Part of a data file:
-- BEGIN --
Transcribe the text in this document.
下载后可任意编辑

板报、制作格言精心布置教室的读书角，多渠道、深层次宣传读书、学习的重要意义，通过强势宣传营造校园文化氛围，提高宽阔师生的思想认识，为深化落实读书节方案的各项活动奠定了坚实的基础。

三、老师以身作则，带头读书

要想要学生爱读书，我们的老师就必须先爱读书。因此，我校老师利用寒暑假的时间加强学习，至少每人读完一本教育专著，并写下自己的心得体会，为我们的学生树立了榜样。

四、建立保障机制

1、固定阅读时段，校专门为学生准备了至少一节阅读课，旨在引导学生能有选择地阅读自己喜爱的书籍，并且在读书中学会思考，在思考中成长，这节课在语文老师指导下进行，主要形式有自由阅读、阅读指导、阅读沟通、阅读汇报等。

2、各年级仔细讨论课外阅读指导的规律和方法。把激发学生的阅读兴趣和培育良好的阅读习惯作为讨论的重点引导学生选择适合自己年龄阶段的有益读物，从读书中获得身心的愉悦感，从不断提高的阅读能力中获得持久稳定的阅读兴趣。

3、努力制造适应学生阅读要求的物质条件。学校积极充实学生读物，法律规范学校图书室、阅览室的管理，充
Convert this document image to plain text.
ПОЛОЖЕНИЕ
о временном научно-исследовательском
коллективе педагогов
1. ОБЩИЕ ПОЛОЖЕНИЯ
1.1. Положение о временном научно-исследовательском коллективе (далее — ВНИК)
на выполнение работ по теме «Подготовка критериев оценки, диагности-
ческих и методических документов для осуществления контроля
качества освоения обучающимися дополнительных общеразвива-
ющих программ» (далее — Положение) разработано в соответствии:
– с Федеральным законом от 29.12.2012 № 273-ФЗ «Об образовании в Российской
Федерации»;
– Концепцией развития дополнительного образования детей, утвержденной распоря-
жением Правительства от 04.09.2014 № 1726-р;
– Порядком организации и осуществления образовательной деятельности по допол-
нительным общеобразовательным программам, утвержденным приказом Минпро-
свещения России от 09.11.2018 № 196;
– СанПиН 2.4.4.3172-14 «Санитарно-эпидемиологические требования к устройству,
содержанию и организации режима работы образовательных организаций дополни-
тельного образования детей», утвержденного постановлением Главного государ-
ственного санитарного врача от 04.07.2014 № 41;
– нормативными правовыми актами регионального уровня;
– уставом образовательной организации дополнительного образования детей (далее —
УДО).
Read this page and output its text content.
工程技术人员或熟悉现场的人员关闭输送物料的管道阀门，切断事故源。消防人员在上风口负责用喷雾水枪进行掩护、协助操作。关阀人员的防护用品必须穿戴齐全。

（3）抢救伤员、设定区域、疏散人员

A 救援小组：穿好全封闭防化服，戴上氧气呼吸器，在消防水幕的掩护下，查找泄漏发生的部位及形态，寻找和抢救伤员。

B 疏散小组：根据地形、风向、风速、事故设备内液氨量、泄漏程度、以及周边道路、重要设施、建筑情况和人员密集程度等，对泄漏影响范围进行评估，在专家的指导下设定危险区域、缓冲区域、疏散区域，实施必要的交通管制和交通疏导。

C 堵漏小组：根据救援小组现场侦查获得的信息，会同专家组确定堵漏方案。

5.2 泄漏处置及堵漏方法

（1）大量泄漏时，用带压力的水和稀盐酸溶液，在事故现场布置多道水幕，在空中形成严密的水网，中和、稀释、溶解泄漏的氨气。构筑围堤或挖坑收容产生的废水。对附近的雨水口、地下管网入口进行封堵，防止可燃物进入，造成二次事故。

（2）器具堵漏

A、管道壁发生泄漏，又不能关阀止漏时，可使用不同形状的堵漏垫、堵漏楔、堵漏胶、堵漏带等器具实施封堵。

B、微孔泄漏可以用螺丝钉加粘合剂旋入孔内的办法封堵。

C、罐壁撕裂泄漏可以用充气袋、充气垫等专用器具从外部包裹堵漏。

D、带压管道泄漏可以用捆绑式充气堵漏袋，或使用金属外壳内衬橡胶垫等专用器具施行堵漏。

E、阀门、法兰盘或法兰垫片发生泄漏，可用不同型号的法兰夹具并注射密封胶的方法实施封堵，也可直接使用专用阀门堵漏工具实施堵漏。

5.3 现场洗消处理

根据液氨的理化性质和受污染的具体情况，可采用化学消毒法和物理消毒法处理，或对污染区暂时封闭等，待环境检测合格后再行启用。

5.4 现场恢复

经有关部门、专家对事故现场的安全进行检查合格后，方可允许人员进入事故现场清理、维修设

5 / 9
-- END --
### EXERCISE DIRECTIONS
Copy out the whole listing, exactly as written.

### SOLUTION TO THIS TASK
Transcribe the text in this document.
下载后可任意编辑

板报、制作格言精心布置教室的读书角，多渠道、深层次宣传读书、学习的重要意义，通过强势宣传营造校园文化氛围，提高宽阔师生的思想认识，为深化落实读书节方案的各项活动奠定了坚实的基础。

三、老师以身作则，带头读书

要想要学生爱读书，我们的老师就必须先爱读书。因此，我校老师利用寒暑假的时间加强学习，至少每人读完一本教育专著，并写下自己的心得体会，为我们的学生树立了榜样。

四、建立保障机制

1、固定阅读时段，校专门为学生准备了至少一节阅读课，旨在引导学生能有选择地阅读自己喜爱的书籍，并且在读书中学会思考，在思考中成长，这节课在语文老师指导下进行，主要形式有自由阅读、阅读指导、阅读沟通、阅读汇报等。

2、各年级仔细讨论课外阅读指导的规律和方法。把激发学生的阅读兴趣和培育良好的阅读习惯作为讨论的重点引导学生选择适合自己年龄阶段的有益读物，从读书中获得身心的愉悦感，从不断提高的阅读能力中获得持久稳定的阅读兴趣。

3、努力制造适应学生阅读要求的物质条件。学校积极充实学生读物，法律规范学校图书室、阅览室的管理，充
Convert this document image to plain text.
ПОЛОЖЕНИЕ
о временном научно-исследовательском
коллективе педагогов
1. ОБЩИЕ ПОЛОЖЕНИЯ
1.1. Положение о временном научно-исследовательском коллективе (далее — ВНИК)
на выполнение работ по теме «Подготовка критериев оценки, диагности-
ческих и методических документов для осуществления контроля
качества освоения обучающимися дополнительных общеразвива-
ющих программ» (далее — Положение) разработано в соответствии:
– с Федеральным законом от 29.12.2012 № 273-ФЗ «Об образовании в Российской
Федерации»;
– Концепцией развития дополнительного образования детей, утвержденной распоря-
жением Правительства от 04.09.2014 № 1726-р;
– Порядком организации и осуществления образовательной деятельности по допол-
нительным общеобразовательным программам, утвержденным приказом Минпро-
свещения России от 09.11.2018 № 196;
– СанПиН 2.4.4.3172-14 «Санитарно-эпидемиологические требования к устройству,
содержанию и организации режима работы образовательных организаций дополни-
тельного образования детей», утвержденного постановлением Главного государ-
ственного санитарного врача от 04.07.2014 № 41;
– нормативными правовыми актами регионального уровня;
– уставом образовательной организации дополнительного образования детей (далее —
УДО).
Read this page and output its text content.
工程技术人员或熟悉现场的人员关闭输送物料的管道阀门，切断事故源。消防人员在上风口负责用喷雾水枪进行掩护、协助操作。关阀人员的防护用品必须穿戴齐全。

（3）抢救伤员、设定区域、疏散人员

A 救援小组：穿好全封闭防化服，戴上氧气呼吸器，在消防水幕的掩护下，查找泄漏发生的部位及形态，寻找和抢救伤员。

B 疏散小组：根据地形、风向、风速、事故设备内液氨量、泄漏程度、以及周边道路、重要设施、建筑情况和人员密集程度等，对泄漏影响范围进行评估，在专家的指导下设定危险区域、缓冲区域、疏散区域，实施必要的交通管制和交通疏导。

C 堵漏小组：根据救援小组现场侦查获得的信息，会同专家组确定堵漏方案。

5.2 泄漏处置及堵漏方法

（1）大量泄漏时，用带压力的水和稀盐酸溶液，在事故现场布置多道水幕，在空中形成严密的水网，中和、稀释、溶解泄漏的氨气。构筑围堤或挖坑收容产生的废水。对附近的雨水口、地下管网入口进行封堵，防止可燃物进入，造成二次事故。

（2）器具堵漏

A、管道壁发生泄漏，又不能关阀止漏时，可使用不同形状的堵漏垫、堵漏楔、堵漏胶、堵漏带等器具实施封堵。

B、微孔泄漏可以用螺丝钉加粘合剂旋入孔内的办法封堵。

C、罐壁撕裂泄漏可以用充气袋、充气垫等专用器具从外部包裹堵漏。

D、带压管道泄漏可以用捆绑式充气堵漏袋，或使用金属外壳内衬橡胶垫等专用器具施行堵漏。

E、阀门、法兰盘或法兰垫片发生泄漏，可用不同型号的法兰夹具并注射密封胶的方法实施封堵，也可直接使用专用阀门堵漏工具实施堵漏。

5.3 现场洗消处理

根据液氨的理化性质和受污染的具体情况，可采用化学消毒法和物理消毒法处理，或对污染区暂时封闭等，待环境检测合格后再行启用。

5.4 现场恢复

经有关部门、专家对事故现场的安全进行检查合格后，方可允许人员进入事故现场清理、维修设

5 / 9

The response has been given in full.